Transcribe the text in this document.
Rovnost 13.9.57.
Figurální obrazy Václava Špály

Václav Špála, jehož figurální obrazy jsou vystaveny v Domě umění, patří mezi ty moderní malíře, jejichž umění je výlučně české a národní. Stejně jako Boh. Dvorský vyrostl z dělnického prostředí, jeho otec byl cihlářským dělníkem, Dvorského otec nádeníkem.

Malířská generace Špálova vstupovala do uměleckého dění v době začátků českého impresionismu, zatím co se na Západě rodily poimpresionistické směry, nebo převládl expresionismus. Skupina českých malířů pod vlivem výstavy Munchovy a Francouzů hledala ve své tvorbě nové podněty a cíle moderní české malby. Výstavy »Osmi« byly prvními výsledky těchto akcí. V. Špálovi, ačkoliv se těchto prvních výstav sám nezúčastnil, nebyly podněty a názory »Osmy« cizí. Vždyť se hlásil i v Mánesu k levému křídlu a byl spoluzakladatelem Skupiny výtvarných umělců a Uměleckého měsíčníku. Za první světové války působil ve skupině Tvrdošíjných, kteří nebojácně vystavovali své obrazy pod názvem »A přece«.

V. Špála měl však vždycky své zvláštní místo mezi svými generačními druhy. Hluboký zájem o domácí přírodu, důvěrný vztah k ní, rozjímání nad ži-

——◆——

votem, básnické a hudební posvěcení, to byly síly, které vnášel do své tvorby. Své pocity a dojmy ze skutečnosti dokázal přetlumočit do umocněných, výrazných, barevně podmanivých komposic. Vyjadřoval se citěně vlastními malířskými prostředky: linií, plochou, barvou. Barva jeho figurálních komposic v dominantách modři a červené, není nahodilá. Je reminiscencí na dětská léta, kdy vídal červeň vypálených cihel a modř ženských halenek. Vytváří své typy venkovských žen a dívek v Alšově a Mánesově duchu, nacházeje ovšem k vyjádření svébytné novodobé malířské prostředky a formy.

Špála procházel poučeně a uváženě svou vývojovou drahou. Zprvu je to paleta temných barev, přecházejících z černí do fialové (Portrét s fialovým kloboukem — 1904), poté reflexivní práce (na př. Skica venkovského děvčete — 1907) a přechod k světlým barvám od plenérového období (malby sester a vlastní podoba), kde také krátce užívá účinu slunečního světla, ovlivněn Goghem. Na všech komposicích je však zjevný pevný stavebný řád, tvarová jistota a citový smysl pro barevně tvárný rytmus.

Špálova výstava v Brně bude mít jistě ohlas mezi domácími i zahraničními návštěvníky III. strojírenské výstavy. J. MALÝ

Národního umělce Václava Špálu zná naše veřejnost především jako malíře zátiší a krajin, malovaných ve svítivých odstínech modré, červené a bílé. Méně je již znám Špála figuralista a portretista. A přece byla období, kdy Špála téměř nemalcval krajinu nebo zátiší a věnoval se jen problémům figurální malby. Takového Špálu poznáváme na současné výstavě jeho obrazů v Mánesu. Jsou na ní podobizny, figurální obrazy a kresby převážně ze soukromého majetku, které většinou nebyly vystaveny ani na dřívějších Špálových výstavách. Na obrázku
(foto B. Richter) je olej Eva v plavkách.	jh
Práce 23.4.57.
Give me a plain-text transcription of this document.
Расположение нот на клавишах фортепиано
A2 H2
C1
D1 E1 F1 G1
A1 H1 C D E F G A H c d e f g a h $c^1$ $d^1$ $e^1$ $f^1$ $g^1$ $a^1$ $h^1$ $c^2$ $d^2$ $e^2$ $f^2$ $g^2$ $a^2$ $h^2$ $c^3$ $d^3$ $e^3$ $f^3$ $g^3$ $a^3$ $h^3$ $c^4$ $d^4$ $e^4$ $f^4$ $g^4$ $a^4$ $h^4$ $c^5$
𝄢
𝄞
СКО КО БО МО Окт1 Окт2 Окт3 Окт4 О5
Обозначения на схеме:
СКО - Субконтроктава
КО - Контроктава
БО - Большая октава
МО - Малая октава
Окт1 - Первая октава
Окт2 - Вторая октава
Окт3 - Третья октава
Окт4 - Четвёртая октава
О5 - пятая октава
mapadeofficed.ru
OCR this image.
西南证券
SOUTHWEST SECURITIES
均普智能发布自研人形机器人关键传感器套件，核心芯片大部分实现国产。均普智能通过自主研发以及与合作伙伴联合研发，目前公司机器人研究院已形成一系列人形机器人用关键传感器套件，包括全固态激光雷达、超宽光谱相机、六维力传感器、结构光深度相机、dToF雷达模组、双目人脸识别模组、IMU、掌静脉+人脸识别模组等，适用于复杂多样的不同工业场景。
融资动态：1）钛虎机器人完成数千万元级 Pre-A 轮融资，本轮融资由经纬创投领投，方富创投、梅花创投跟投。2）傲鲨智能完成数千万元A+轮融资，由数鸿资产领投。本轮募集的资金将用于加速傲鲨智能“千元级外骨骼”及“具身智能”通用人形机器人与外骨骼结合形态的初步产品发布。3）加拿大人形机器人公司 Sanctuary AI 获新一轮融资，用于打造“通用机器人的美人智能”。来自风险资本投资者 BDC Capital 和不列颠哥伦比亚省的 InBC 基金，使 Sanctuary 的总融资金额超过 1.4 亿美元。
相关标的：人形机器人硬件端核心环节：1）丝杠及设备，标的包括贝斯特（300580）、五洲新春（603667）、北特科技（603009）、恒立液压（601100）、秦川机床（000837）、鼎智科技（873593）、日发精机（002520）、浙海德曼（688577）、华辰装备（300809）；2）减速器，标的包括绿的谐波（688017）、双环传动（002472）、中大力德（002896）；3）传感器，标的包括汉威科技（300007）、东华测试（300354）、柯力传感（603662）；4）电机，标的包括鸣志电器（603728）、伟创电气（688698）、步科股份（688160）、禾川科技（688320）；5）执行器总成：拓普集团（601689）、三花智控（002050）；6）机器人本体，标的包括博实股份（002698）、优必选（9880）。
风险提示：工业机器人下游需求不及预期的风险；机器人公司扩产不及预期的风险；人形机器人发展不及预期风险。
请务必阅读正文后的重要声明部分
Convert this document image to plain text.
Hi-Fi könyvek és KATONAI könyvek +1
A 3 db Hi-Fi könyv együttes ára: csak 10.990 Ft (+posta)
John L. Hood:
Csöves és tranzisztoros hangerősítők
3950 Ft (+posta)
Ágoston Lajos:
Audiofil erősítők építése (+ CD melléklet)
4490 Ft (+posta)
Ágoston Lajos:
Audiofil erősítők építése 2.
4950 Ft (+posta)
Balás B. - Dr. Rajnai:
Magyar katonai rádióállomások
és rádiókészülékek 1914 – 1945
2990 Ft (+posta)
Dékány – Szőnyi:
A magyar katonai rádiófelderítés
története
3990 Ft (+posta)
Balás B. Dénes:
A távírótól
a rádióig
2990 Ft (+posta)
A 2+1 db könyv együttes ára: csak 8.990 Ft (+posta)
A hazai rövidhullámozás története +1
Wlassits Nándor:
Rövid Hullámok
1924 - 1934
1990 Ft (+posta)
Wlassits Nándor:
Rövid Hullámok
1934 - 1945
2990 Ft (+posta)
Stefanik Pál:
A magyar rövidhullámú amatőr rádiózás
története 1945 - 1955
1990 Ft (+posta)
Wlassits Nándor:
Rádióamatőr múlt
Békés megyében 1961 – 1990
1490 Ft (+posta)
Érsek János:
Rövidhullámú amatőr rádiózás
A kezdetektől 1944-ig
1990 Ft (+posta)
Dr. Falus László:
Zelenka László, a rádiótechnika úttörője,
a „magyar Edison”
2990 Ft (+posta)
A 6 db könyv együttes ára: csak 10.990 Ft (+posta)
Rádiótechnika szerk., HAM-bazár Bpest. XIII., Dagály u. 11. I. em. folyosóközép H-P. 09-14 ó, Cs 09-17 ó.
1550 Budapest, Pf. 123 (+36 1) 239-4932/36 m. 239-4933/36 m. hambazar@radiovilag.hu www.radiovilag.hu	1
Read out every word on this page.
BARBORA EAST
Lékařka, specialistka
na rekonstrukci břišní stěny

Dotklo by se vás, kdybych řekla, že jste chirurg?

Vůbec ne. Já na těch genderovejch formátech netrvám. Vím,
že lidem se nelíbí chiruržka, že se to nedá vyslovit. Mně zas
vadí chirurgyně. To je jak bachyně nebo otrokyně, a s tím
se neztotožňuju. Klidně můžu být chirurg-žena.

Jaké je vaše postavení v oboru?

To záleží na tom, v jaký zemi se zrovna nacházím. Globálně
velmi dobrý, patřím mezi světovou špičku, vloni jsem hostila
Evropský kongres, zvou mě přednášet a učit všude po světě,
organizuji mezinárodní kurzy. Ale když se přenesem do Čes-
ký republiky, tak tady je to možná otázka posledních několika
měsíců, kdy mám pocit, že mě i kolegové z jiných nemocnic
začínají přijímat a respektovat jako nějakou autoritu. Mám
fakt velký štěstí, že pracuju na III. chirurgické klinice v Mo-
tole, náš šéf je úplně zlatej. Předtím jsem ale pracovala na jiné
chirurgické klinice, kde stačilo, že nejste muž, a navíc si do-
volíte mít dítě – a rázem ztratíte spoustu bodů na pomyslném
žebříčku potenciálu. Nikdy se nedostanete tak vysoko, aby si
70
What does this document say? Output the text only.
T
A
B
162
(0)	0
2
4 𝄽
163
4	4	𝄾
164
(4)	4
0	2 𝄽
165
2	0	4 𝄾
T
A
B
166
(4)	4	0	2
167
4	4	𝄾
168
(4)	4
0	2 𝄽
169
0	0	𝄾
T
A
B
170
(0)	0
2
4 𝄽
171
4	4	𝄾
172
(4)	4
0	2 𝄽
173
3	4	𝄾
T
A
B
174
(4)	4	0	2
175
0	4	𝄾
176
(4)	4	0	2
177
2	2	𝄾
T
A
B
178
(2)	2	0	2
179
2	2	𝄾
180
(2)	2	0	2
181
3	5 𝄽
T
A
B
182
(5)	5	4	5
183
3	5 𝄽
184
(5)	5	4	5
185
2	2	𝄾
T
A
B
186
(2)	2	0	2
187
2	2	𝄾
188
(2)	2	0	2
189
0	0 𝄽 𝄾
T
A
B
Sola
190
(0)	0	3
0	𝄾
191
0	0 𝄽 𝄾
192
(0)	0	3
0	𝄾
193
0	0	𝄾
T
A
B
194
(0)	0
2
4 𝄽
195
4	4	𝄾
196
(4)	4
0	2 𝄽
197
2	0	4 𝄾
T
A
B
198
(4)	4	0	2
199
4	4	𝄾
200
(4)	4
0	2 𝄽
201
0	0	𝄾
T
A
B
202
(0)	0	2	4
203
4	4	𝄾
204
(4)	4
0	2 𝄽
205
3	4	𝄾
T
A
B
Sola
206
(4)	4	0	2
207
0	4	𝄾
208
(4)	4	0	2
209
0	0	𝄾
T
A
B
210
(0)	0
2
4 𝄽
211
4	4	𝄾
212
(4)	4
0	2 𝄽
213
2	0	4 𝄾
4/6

Stated goal – Show the lines of the records that contain the word "this".

The result –
Transcribe the text in this document.
Give me a plain-text transcription of this document.
OCR this image.
Convert this document image to plain text.
Read out every word on this page.
What does this document say? Output the text only.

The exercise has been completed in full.